● **Stated problem**: Where a line holds "Approval", copy it.

Extracted data entries:
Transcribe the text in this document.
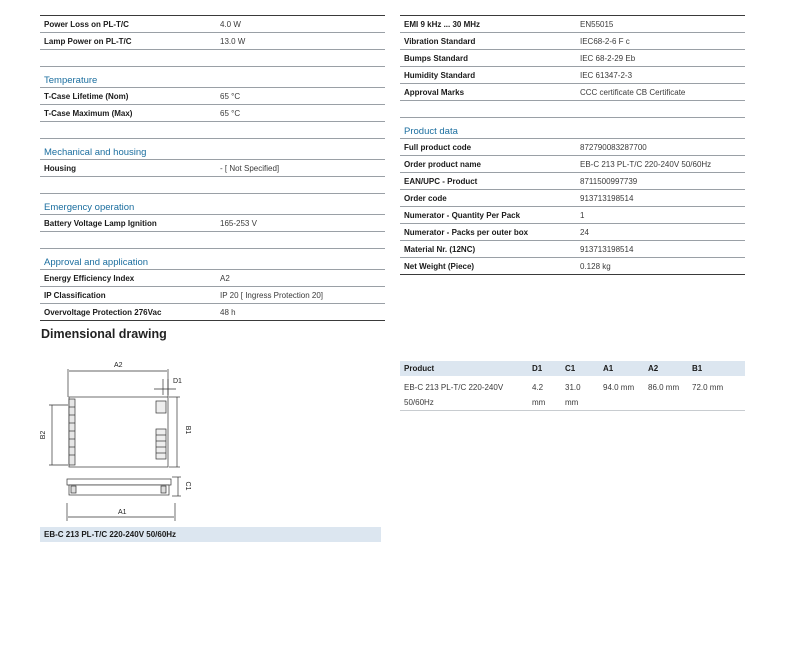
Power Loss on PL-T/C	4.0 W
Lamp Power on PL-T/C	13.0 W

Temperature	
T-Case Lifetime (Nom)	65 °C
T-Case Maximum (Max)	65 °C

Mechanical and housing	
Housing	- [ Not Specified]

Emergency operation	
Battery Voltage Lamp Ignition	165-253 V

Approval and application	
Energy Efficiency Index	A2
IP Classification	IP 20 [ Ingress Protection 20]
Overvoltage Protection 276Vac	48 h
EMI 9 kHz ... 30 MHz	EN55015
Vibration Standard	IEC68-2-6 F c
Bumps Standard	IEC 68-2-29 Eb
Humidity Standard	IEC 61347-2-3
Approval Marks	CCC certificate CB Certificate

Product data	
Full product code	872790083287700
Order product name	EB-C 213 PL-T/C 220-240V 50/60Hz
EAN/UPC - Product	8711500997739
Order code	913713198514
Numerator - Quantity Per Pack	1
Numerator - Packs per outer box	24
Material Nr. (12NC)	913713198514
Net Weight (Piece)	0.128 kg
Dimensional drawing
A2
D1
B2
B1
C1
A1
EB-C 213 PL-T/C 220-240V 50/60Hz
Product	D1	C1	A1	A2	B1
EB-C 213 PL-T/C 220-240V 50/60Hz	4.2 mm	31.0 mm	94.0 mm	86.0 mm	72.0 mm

● **Result of the exercise**:
Approval and application	
Approval Marks	CCC certificate CB Certificate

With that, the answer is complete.